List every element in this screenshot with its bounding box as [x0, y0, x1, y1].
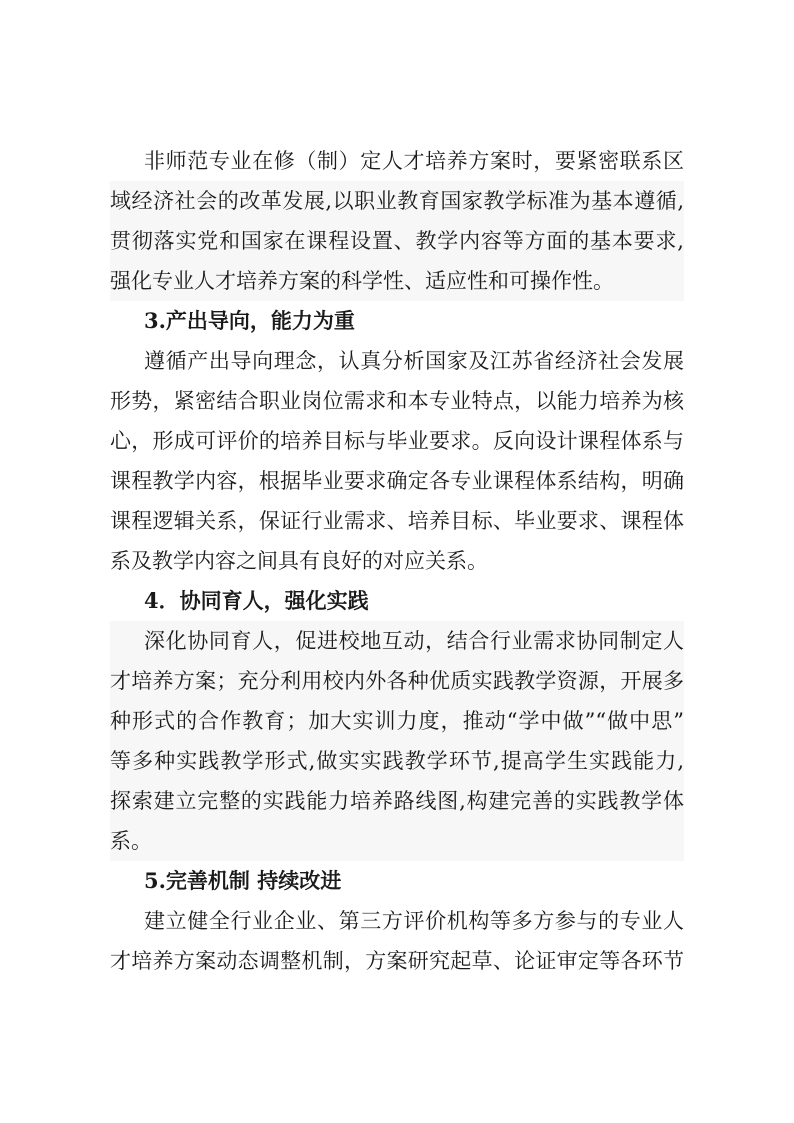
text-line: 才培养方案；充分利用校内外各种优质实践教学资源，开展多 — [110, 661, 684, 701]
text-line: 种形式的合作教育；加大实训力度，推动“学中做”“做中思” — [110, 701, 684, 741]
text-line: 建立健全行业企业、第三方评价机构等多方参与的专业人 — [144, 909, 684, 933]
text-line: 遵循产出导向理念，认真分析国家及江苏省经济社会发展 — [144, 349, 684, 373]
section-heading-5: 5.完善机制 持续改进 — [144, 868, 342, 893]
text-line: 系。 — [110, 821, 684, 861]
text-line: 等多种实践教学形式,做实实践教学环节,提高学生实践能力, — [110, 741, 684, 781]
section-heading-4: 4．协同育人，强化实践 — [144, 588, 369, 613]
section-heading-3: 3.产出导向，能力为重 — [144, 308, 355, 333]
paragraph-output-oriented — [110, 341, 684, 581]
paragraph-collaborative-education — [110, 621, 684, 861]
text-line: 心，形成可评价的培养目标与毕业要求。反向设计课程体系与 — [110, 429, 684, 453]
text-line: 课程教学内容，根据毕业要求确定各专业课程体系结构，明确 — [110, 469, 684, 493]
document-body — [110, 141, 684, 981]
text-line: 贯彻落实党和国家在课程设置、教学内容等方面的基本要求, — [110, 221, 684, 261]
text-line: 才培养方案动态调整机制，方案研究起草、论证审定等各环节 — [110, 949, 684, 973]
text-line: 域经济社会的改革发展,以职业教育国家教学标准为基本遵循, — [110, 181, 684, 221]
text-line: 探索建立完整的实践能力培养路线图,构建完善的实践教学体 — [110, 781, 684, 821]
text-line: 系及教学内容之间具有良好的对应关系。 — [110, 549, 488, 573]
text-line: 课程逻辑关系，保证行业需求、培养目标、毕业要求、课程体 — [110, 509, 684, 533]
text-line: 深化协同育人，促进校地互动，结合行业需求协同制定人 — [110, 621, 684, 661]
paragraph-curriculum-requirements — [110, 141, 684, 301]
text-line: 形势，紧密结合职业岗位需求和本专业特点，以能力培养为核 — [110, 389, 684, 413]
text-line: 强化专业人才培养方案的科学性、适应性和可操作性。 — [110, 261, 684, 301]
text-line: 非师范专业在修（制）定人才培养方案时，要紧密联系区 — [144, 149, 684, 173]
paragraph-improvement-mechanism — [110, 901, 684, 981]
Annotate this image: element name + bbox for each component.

────────────────

## Written instruction:
Count the lines in the items above that contain the string "this", matching case exactly, and give only the number.

## Task answer:
2